What is being asked: Please give the data from its start through the line containing "The location 331 is at (628, 385)." as a numbered list, leaving out blank lines and pictures.

---- Stored data

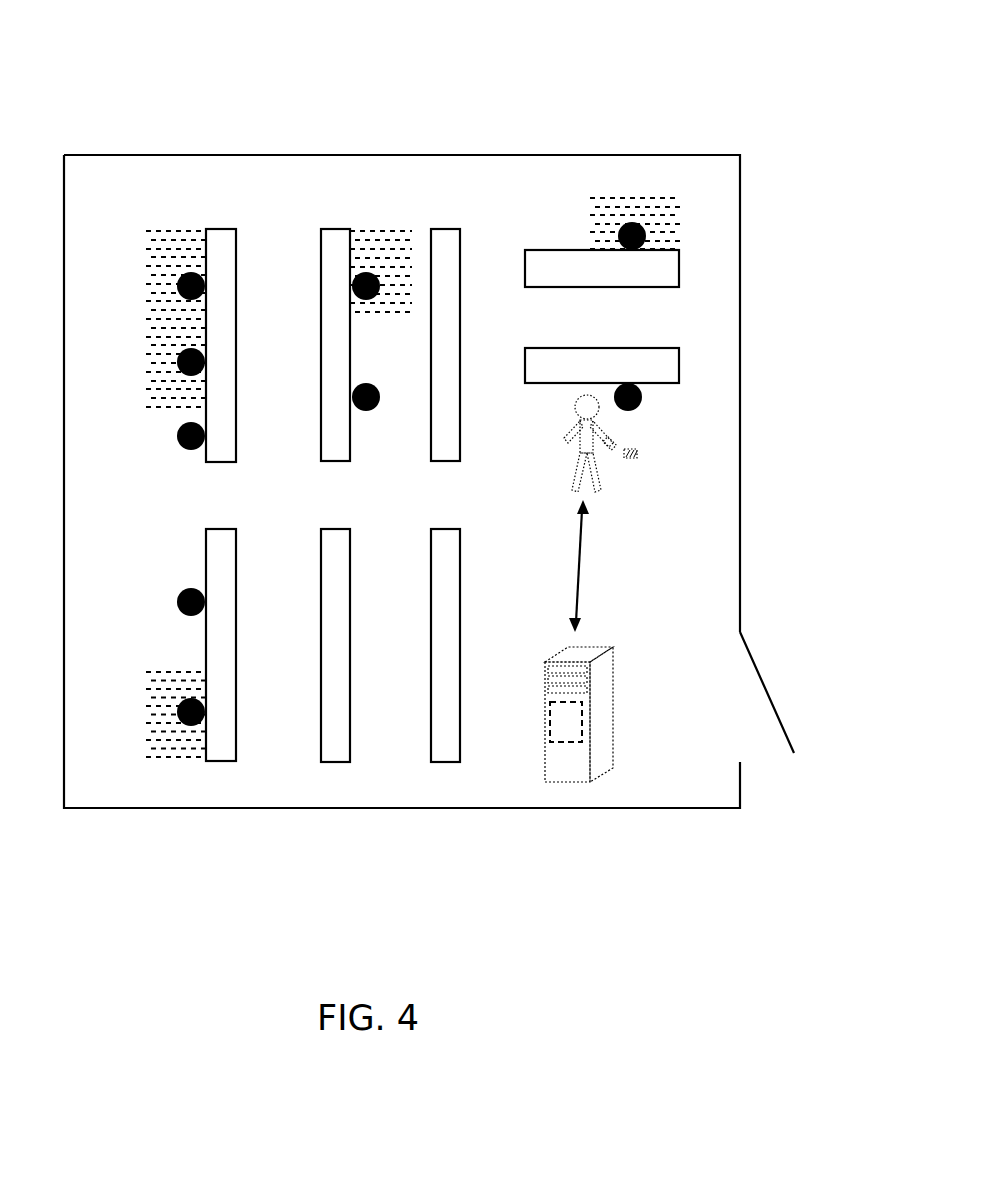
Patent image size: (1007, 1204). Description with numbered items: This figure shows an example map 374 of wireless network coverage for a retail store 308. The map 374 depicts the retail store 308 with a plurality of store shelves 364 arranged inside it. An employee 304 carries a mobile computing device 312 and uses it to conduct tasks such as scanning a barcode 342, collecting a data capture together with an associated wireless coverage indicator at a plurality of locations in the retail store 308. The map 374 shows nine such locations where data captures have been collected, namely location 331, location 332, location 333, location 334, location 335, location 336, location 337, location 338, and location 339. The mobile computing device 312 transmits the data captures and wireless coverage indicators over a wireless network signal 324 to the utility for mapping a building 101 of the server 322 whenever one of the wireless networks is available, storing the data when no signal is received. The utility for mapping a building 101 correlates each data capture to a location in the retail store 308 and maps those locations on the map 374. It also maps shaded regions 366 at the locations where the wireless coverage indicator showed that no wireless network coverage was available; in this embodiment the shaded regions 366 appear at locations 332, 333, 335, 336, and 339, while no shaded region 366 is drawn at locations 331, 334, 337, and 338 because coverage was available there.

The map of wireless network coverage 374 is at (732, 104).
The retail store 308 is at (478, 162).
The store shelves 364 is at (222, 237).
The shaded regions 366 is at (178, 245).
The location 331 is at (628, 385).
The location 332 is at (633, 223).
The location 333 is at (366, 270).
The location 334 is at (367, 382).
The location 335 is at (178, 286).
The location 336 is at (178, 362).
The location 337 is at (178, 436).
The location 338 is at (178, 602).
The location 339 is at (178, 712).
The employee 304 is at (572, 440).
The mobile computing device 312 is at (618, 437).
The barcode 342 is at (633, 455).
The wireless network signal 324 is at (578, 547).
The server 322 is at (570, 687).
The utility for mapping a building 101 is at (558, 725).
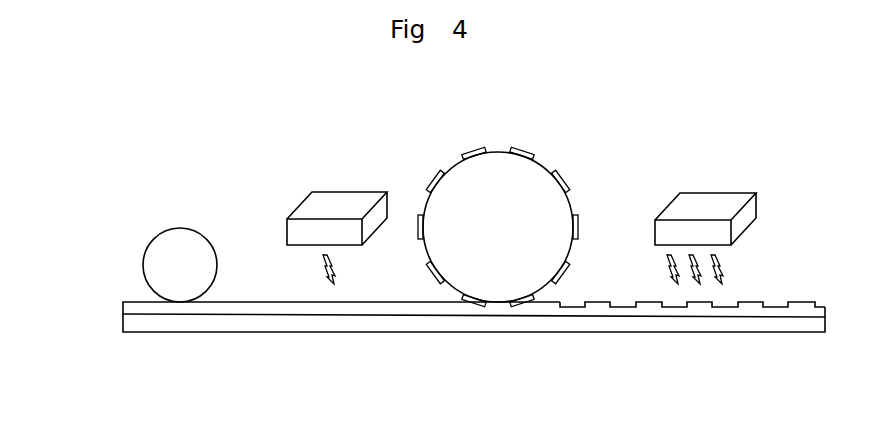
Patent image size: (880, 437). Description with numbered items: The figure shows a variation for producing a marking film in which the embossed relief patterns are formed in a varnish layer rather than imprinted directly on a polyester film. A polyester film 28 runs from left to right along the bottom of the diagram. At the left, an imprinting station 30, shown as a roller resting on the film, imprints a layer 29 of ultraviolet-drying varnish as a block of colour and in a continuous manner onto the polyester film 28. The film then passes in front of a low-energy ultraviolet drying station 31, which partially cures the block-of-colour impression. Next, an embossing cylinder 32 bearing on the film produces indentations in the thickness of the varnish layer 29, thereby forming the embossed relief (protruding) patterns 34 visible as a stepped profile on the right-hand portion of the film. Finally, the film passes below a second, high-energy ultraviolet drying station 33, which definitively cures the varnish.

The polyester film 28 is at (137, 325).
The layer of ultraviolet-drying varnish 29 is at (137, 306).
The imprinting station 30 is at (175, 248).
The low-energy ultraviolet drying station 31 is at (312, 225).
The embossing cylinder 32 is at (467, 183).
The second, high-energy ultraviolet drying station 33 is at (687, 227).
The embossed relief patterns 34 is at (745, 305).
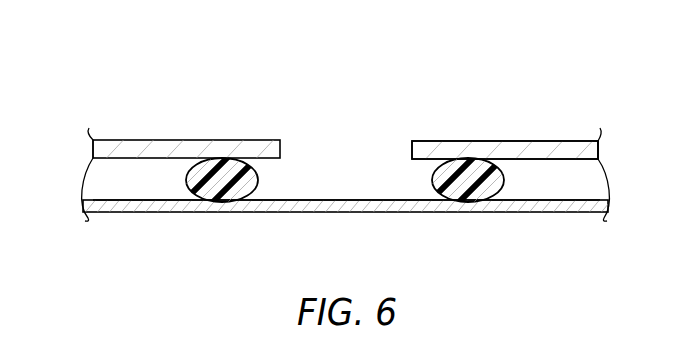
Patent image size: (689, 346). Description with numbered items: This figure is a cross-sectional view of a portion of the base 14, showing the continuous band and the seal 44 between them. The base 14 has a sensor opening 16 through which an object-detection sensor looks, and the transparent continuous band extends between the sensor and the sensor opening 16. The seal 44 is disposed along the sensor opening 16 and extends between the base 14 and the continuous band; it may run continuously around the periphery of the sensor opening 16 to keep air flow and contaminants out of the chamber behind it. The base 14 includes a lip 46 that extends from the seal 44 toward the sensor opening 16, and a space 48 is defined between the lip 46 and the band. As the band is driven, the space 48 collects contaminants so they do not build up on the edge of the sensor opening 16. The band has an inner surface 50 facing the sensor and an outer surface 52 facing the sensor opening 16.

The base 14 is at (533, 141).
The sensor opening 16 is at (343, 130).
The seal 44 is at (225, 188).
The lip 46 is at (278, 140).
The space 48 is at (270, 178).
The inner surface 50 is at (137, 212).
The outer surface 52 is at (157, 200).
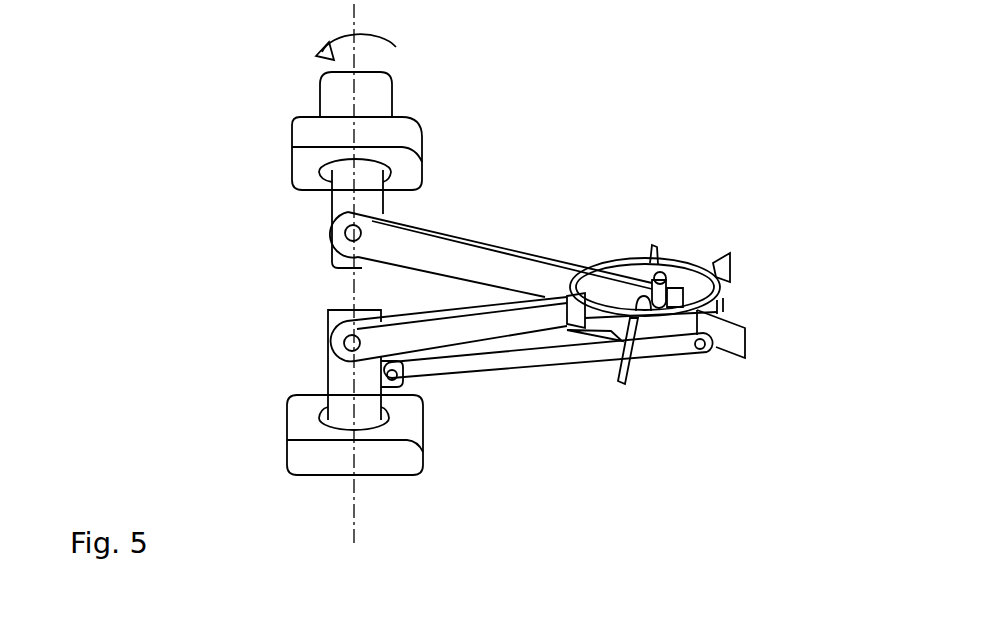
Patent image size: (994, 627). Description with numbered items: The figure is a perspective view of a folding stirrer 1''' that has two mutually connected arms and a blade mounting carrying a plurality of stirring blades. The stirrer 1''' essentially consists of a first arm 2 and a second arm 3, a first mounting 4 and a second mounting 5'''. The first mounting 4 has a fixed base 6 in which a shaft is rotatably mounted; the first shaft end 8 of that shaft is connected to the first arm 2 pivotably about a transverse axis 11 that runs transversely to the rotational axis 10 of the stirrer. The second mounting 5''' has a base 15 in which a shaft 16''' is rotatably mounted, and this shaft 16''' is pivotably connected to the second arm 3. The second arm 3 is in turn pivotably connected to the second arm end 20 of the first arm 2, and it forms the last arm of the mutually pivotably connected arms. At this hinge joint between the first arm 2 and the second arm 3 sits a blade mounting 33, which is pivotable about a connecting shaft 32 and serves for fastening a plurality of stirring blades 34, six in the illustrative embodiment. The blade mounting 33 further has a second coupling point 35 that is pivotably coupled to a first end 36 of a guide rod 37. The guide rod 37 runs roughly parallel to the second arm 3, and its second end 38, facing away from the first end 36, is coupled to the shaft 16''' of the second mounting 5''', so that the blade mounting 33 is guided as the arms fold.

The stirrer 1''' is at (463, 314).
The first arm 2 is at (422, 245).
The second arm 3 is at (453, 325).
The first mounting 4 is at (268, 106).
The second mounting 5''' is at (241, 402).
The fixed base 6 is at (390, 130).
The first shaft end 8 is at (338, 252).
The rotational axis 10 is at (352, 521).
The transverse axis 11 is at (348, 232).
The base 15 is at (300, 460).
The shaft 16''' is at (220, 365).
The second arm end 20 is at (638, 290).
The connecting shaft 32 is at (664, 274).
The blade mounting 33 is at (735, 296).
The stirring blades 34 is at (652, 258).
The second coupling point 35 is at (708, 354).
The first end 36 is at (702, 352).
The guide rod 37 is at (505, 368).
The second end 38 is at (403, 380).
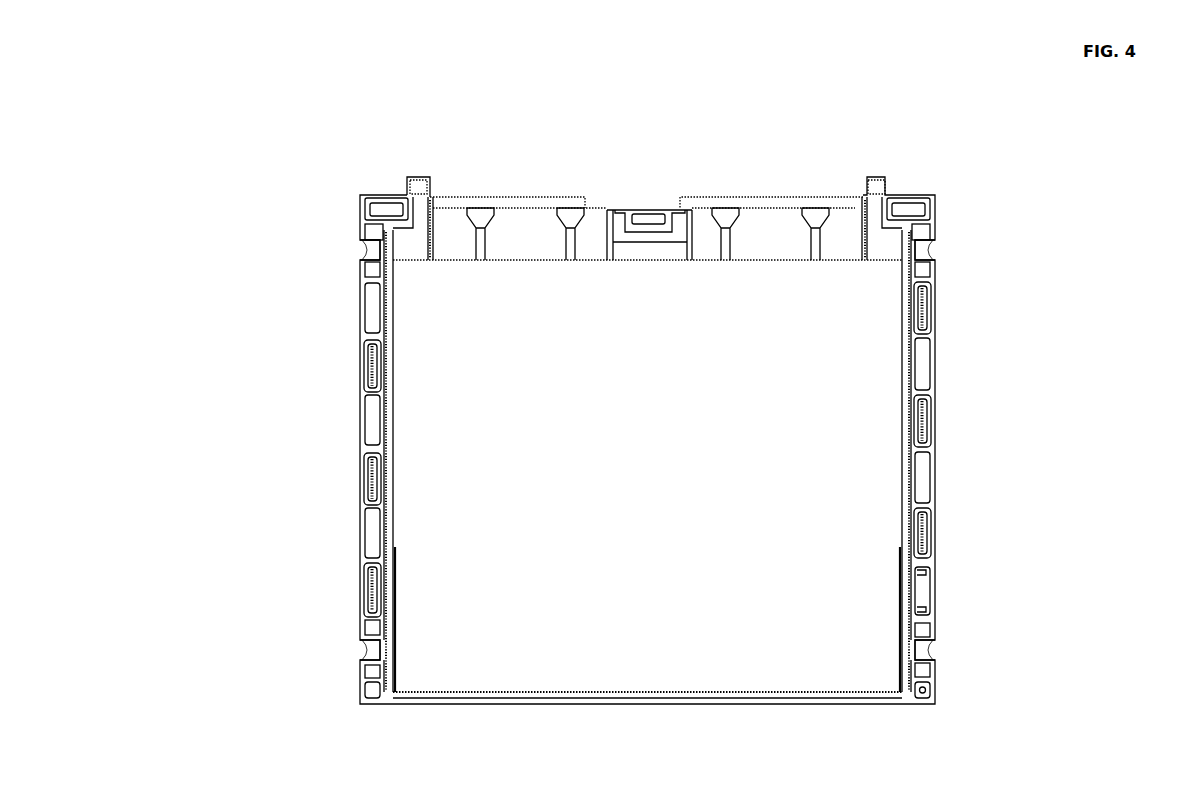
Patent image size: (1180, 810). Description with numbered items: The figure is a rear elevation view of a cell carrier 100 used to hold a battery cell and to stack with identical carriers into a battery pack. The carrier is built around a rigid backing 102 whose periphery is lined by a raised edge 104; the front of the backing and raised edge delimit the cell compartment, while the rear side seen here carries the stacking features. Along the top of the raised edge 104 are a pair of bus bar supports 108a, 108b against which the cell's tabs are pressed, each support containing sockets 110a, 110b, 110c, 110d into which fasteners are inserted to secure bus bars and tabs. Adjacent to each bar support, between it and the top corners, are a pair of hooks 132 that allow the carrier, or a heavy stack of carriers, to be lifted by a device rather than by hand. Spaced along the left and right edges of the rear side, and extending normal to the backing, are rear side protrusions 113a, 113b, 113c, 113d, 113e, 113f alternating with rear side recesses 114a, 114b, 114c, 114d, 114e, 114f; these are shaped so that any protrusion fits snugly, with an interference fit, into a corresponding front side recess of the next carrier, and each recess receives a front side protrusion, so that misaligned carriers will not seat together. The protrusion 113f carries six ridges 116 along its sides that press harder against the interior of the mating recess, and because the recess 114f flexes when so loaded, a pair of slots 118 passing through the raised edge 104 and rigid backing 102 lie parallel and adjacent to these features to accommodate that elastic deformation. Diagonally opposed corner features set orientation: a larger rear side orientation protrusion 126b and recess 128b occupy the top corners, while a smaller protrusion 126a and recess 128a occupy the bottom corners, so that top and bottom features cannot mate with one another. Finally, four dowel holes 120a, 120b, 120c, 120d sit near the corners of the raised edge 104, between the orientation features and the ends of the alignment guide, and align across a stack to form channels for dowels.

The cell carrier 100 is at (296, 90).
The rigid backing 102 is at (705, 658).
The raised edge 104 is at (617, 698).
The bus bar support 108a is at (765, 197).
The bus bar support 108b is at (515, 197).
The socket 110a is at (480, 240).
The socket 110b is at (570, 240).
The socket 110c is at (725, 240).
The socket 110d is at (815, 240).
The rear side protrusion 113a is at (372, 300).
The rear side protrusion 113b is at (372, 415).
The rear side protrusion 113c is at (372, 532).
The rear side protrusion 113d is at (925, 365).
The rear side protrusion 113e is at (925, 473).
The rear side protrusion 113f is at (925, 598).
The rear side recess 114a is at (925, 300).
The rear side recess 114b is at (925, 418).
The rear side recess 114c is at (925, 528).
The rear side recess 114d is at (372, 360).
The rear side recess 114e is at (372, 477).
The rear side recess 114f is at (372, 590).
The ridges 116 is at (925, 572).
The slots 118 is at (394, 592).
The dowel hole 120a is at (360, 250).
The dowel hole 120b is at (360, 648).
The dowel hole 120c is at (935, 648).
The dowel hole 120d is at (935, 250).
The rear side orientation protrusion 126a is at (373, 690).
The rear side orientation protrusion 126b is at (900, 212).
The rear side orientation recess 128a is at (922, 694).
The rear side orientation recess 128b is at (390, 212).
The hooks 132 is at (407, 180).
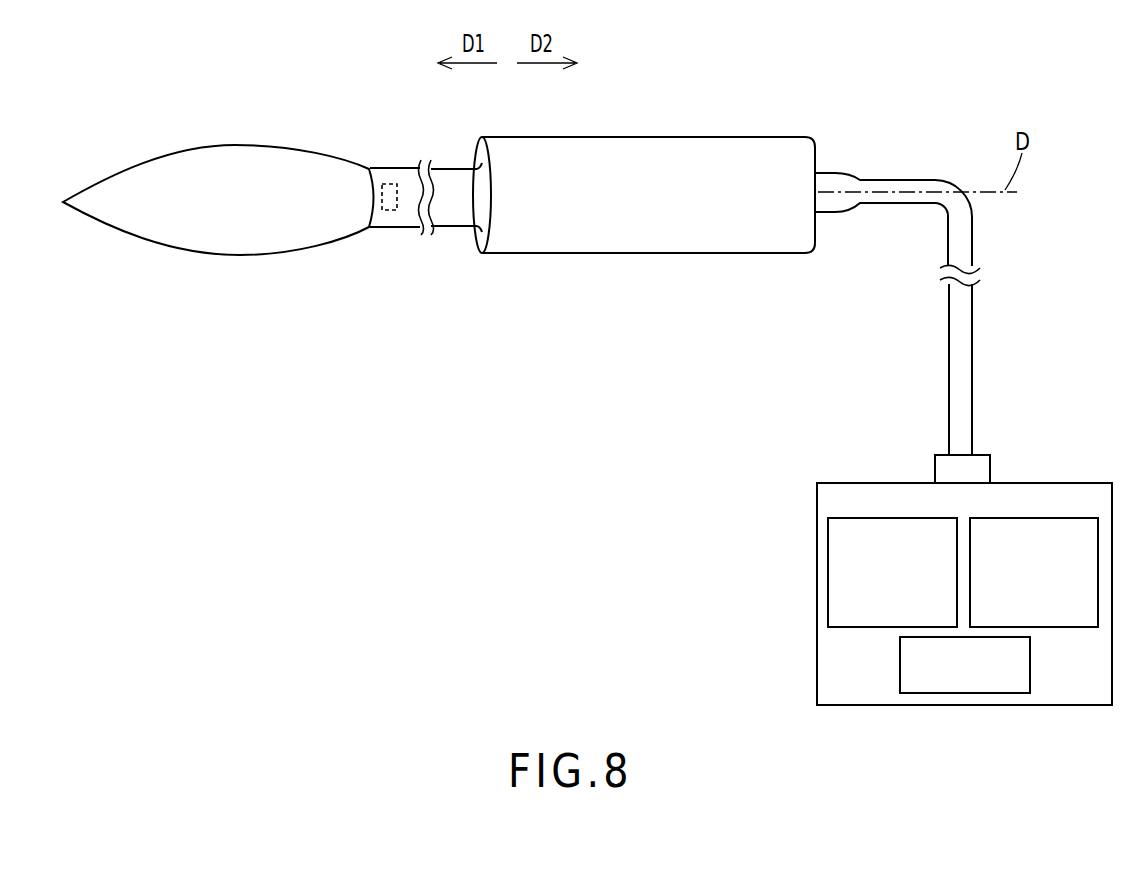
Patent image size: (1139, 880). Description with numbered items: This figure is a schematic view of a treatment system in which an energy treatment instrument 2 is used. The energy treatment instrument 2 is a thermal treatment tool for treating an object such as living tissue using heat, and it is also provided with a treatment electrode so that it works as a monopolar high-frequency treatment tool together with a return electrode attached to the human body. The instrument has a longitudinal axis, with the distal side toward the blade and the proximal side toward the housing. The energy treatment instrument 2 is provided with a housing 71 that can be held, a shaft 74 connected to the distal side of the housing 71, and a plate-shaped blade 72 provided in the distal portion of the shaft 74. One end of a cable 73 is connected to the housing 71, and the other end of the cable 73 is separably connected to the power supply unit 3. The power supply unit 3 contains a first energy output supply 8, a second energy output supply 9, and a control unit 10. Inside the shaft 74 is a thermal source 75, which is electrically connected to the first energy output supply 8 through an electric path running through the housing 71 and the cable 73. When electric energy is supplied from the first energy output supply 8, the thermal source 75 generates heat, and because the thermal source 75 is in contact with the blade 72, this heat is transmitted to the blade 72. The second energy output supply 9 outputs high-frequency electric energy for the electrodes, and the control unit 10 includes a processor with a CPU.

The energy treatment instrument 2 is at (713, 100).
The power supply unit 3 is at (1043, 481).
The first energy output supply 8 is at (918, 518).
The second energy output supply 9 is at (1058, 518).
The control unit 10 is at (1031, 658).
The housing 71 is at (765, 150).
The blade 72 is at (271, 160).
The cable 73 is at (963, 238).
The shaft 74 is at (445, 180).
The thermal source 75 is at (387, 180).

--------

Response for this exercise:
1. Patent image size: (1007, 1204). Description with numbered items: This figure shows an example map 374 of wireless network coverage for a retail store 308. The map 374 depicts the retail store 308 with a plurality of store shelves 364 arranged inside it. An employee 304 carries a mobile computing device 312 and uses it to conduct tasks such as scanning a barcode 342, collecting a data capture together with an associated wireless coverage indicator at a plurality of locations in the retail store 308. The map 374 shows nine such locations where data captures have been collected, namely location 331, location 332, location 333, location 334, location 335, location 336, location 337, location 338, and location 339. The mobile computing device 312 transmits the data captures and wireless coverage indicators over a wireless network signal 324 to the utility for mapping a building 101 of the server 322 whenever one of the wireless networks is available, storing the data when no signal is received. The utility for mapping a building 101 correlates each data capture to a location in the retail store 308 and maps those locations on the map 374. It also maps shaded regions 366 at the locations where the wireless coverage indicator showed that no wireless network coverage was available; in this embodiment the shaded regions 366 appear at locations 332, 333, 335, 336, and 339, while no shaded region 366 is drawn at locations 331, 334, 337, and 338 because coverage was available there.
2. The map of wireless network coverage 374 is at (732, 104).
3. The retail store 308 is at (478, 162).
4. The store shelves 364 is at (222, 237).
5. The shaded regions 366 is at (178, 245).
6. The location 331 is at (628, 385).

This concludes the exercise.